[Records about charts and figures]
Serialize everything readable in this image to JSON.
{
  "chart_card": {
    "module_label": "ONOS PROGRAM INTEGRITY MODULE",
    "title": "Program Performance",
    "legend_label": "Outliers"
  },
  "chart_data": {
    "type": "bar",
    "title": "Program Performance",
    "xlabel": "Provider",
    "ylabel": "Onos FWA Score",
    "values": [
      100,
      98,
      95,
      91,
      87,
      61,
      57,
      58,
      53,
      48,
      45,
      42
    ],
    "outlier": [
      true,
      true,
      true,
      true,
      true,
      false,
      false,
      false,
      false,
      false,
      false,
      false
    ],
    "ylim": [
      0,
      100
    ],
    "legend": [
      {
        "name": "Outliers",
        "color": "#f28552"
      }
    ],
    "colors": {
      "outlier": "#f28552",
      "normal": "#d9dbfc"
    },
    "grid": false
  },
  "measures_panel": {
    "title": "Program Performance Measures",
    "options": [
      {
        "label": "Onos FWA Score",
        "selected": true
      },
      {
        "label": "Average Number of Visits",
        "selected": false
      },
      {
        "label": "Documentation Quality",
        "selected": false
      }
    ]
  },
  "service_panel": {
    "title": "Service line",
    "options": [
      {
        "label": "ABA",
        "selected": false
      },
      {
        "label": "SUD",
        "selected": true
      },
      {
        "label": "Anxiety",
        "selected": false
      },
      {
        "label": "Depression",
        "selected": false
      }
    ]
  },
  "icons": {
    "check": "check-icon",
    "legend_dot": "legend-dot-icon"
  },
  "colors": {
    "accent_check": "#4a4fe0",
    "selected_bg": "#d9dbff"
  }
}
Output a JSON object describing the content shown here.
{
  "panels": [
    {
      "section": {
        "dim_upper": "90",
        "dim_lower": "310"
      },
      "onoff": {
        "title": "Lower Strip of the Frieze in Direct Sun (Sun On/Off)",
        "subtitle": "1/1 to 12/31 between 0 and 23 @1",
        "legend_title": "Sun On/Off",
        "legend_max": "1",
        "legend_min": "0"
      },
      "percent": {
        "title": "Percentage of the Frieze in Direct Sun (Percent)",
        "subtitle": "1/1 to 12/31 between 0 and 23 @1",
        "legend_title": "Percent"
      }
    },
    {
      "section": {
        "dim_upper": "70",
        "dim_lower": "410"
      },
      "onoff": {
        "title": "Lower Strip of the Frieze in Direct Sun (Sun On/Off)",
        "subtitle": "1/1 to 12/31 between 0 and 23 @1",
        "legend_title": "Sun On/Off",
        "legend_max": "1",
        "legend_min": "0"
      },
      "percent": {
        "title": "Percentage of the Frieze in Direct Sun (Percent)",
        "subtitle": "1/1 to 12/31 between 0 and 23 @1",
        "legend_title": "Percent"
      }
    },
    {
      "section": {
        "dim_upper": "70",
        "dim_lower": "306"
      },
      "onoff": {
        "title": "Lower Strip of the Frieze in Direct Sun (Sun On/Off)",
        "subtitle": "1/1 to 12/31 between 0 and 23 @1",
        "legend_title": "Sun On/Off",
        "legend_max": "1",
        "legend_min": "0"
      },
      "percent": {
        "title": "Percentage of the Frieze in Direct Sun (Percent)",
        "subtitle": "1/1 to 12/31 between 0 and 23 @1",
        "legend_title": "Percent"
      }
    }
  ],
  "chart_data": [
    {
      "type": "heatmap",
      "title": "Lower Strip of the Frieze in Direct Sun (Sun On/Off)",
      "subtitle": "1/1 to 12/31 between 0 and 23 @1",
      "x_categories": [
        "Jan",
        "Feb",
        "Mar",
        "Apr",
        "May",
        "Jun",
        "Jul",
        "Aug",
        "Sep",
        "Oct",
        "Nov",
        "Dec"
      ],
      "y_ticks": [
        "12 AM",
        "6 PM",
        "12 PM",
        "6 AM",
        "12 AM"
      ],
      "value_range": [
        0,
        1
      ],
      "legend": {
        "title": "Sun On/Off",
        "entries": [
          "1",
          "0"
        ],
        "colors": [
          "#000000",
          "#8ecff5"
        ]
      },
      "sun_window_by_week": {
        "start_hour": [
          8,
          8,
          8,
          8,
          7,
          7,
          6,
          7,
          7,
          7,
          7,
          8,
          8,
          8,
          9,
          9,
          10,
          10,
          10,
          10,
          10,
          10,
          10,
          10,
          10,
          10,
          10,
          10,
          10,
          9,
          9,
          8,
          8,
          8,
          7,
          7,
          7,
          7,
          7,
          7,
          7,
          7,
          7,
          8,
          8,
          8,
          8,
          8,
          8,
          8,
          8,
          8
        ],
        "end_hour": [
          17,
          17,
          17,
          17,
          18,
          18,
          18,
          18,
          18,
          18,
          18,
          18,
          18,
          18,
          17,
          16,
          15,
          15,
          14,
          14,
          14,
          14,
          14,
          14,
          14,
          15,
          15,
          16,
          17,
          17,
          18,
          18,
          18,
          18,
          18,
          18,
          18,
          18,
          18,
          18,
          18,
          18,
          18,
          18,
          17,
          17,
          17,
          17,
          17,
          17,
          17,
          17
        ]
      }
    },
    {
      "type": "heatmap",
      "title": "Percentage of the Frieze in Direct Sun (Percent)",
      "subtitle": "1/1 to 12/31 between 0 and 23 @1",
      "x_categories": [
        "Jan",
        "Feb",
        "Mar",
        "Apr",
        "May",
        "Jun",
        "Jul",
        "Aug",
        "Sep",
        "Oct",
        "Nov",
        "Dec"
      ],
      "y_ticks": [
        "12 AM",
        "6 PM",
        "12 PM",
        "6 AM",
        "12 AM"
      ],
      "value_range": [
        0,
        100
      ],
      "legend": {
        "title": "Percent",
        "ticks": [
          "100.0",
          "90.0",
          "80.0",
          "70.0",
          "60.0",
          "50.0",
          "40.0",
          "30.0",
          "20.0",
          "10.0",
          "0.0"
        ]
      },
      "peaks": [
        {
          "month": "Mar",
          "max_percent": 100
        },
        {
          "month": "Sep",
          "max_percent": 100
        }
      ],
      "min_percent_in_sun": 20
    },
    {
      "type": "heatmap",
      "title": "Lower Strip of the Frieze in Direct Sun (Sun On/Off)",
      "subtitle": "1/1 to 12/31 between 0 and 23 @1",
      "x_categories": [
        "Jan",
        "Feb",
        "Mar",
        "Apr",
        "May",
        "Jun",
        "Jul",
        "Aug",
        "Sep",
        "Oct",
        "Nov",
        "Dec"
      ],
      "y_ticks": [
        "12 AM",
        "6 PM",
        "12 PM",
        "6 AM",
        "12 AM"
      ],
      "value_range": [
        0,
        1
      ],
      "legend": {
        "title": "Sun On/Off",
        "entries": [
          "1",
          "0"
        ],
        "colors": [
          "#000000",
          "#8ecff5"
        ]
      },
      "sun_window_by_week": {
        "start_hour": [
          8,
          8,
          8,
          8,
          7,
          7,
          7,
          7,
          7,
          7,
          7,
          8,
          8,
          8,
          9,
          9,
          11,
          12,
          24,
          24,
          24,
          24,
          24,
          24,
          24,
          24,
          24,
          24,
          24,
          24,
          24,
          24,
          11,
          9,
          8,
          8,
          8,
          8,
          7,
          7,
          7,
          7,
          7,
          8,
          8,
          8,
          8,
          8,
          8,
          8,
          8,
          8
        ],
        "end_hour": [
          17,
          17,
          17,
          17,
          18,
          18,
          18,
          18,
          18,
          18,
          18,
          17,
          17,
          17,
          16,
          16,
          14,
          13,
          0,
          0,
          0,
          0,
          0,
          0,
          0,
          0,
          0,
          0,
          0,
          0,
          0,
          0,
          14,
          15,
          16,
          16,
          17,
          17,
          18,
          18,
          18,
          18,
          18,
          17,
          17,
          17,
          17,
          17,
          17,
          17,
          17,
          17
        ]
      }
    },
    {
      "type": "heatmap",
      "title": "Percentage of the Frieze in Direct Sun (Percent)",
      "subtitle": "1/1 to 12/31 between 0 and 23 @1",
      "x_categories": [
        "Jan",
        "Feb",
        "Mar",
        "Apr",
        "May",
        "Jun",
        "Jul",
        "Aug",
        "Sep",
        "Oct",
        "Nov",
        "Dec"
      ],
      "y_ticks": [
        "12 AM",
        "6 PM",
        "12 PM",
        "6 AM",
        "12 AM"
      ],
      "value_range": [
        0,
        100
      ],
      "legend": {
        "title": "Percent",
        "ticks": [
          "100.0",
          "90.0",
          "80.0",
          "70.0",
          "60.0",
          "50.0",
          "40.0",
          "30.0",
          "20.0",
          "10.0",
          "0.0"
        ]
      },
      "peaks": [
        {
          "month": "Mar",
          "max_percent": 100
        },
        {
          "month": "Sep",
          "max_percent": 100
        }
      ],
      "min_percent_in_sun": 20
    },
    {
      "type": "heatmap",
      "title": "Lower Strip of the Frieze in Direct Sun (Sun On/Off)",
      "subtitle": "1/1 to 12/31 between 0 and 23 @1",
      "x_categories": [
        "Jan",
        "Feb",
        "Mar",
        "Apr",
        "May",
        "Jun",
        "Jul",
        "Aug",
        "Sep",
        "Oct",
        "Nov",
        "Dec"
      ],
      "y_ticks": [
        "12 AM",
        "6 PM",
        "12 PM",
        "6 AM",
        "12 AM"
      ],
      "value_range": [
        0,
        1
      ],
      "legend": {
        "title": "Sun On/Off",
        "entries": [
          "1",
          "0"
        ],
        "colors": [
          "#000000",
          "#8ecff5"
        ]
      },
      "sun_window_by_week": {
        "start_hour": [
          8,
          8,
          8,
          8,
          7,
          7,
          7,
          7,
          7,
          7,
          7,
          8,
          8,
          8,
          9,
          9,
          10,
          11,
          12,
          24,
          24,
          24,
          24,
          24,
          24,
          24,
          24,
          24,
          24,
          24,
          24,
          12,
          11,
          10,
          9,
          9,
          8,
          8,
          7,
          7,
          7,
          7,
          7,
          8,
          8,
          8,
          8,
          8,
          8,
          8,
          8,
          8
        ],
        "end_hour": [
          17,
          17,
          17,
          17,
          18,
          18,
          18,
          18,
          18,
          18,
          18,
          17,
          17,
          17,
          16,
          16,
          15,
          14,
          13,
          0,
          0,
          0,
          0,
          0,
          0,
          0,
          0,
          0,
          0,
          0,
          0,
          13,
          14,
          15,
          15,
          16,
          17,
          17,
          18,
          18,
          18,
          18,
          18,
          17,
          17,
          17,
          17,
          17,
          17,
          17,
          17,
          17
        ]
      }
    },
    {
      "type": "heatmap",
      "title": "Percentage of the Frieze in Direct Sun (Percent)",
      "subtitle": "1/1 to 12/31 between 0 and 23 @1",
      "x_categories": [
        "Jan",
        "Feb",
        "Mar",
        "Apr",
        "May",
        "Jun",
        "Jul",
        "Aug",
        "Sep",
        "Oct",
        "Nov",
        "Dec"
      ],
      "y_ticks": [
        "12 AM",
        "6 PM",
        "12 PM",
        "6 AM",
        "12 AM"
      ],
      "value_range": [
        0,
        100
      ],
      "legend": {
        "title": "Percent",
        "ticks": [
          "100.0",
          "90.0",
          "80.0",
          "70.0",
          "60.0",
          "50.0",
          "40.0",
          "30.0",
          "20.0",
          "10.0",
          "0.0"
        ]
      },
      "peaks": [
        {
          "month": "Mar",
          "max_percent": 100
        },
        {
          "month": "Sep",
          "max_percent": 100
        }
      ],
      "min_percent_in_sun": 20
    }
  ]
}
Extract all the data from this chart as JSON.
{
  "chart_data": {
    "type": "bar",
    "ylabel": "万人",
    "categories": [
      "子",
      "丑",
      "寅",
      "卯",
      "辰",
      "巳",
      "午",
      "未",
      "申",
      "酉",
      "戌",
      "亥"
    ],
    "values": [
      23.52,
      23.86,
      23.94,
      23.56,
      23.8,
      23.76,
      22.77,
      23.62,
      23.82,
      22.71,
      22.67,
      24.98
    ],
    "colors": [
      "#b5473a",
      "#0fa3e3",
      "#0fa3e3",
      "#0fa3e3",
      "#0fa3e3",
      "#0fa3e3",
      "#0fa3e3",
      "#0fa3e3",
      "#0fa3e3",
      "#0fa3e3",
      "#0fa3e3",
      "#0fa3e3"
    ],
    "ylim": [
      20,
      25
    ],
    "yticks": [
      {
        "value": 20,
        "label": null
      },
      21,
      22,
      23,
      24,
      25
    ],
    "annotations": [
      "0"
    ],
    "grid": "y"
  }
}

_EXERCISE_. Show the lines from the data above that contain the string "Outliers".

_RESULT FOR THIS EXERCISE_.
    "legend_label": "Outliers"
        "name": "Outliers",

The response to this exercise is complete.